_The exercise_:
Only lines with the string "this" matter here; gather them from the material below.

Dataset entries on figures
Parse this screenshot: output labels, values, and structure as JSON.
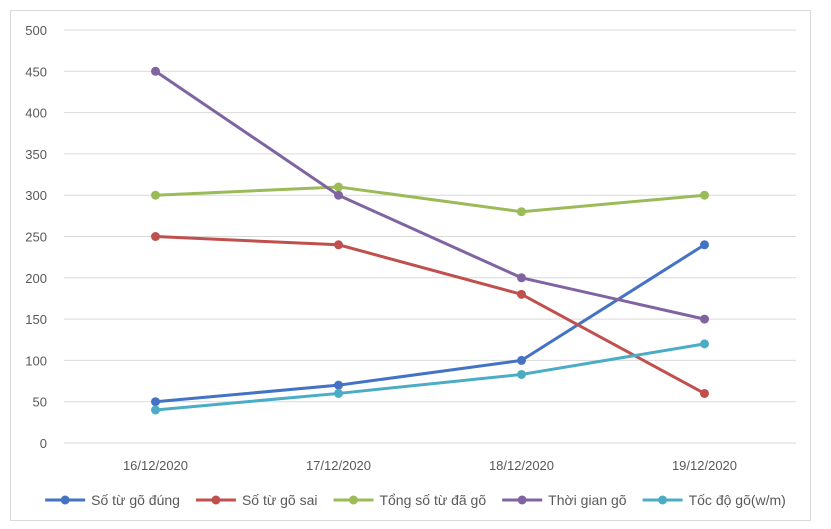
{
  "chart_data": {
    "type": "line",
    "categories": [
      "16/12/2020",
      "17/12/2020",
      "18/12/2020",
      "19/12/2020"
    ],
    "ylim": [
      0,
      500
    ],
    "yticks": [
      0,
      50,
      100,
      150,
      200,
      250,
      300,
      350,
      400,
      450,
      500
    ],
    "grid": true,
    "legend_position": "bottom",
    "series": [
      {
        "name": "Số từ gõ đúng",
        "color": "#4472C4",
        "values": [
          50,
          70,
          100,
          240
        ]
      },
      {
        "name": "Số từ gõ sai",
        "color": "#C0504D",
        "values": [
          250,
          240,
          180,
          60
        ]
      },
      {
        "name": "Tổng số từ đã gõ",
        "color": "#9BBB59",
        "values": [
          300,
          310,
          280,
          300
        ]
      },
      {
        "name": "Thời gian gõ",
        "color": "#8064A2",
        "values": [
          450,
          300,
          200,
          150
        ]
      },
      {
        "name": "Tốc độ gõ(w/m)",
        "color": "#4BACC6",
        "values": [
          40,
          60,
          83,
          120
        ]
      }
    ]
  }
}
--
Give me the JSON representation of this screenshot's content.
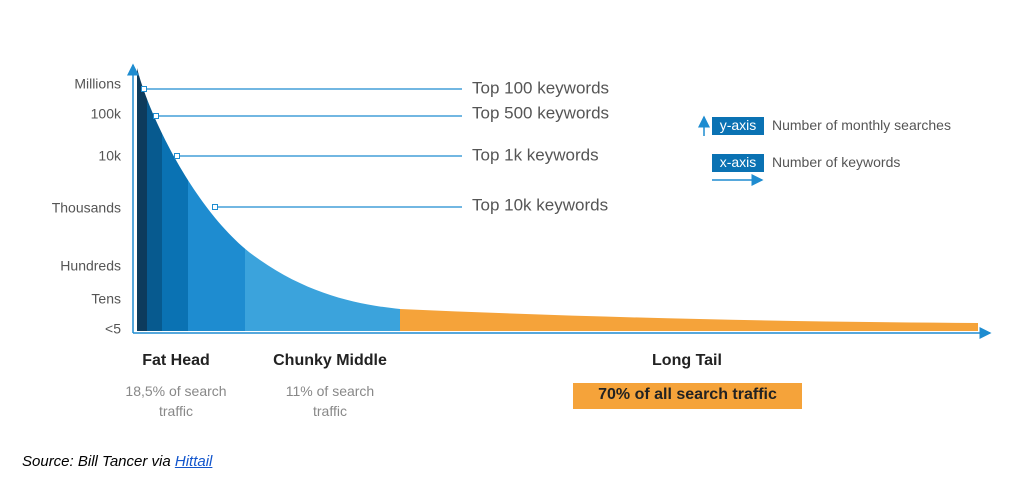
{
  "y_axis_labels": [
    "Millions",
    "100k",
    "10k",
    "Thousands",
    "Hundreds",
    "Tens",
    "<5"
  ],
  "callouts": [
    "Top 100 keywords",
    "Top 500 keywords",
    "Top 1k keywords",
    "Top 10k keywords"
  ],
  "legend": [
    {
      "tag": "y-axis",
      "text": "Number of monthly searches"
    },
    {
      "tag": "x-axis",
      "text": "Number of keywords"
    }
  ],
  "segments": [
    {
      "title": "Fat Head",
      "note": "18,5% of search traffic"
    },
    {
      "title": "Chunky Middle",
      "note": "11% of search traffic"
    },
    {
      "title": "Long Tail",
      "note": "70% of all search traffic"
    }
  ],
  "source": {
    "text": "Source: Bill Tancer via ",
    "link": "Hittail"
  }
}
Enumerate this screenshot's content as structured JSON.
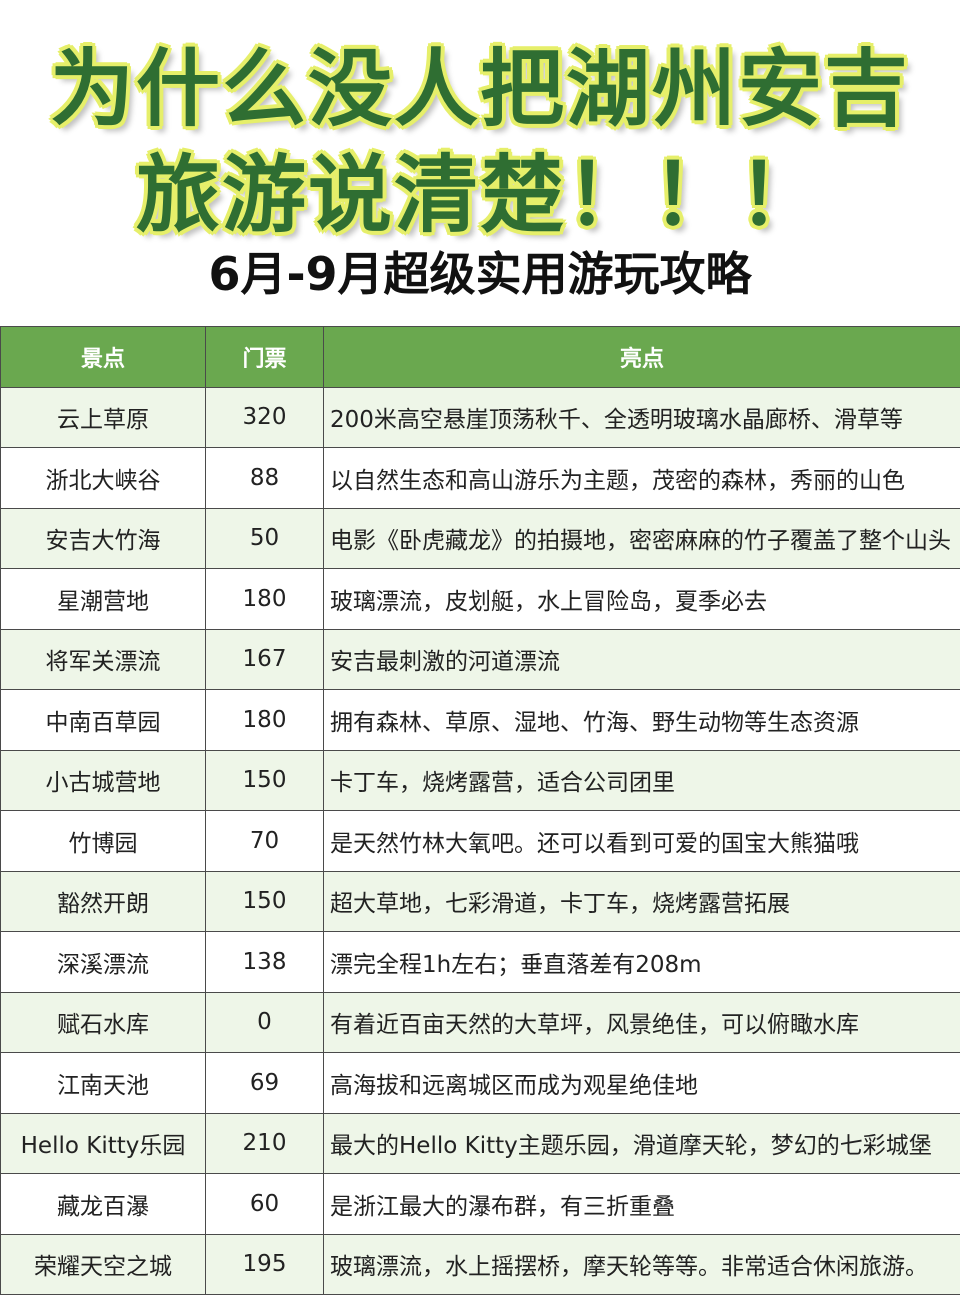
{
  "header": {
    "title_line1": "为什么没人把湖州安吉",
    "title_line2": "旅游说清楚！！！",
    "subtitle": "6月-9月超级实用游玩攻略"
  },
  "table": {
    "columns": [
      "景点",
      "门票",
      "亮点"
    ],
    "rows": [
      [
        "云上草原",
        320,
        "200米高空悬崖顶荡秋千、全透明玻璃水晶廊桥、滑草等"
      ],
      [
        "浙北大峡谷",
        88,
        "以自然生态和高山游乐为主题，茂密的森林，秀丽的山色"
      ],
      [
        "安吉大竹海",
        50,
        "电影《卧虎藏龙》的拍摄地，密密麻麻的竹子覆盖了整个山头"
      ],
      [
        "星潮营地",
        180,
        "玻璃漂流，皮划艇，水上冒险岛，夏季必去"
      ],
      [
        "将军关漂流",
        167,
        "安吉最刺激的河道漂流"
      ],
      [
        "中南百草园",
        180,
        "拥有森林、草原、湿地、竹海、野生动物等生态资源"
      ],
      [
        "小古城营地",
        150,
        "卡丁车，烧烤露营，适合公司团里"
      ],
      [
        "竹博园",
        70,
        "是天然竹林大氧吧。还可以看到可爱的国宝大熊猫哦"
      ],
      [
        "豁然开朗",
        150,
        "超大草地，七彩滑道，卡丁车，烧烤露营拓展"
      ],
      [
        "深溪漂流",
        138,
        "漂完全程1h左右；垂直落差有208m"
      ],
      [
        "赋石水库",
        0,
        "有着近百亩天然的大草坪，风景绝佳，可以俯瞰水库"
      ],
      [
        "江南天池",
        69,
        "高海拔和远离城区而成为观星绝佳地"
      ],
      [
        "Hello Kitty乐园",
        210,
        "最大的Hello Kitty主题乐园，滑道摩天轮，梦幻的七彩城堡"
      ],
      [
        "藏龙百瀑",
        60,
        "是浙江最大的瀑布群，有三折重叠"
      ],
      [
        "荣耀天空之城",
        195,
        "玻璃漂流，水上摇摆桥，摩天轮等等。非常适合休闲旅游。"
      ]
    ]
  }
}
* * *
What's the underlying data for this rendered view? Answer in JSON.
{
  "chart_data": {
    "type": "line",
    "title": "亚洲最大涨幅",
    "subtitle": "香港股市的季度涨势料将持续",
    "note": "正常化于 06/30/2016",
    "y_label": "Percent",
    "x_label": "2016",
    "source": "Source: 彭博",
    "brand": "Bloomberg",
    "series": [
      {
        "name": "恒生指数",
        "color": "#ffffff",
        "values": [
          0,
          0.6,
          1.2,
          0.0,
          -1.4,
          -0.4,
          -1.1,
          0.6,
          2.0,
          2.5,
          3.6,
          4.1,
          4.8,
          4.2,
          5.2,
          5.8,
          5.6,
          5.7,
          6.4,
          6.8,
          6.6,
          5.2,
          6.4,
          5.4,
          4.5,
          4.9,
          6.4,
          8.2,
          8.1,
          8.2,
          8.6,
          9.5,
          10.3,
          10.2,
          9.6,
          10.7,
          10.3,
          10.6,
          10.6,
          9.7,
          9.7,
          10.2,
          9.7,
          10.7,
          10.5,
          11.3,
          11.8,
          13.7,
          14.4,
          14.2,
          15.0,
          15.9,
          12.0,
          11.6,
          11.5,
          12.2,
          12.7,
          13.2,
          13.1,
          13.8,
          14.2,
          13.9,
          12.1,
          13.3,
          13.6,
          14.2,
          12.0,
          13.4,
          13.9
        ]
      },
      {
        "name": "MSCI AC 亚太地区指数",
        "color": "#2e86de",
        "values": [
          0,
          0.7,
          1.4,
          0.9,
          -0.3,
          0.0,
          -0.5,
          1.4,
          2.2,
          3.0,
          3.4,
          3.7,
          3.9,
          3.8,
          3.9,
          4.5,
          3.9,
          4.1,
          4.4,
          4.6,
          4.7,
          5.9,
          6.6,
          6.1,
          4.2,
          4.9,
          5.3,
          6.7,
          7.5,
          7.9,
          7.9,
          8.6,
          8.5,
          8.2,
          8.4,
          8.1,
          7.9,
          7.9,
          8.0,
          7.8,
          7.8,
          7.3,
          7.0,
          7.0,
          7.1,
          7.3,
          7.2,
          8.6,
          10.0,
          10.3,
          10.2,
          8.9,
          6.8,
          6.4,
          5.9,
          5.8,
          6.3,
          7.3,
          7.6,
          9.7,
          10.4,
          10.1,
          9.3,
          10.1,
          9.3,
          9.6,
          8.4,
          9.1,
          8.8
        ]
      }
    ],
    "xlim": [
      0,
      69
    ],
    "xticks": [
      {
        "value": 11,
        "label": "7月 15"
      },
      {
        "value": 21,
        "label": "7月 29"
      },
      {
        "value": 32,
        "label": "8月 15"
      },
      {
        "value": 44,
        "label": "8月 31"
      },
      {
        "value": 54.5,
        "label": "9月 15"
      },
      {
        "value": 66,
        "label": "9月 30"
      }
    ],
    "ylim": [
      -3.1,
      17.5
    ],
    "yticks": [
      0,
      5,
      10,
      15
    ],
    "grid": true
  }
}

_Result_:
Parse this screenshot: output labels, values, and structure as JSON.
Give me the JSON representation of this screenshot's content.
Enumerate this screenshot's content as structured JSON.
What's the underlying data for this rendered view? Answer in JSON.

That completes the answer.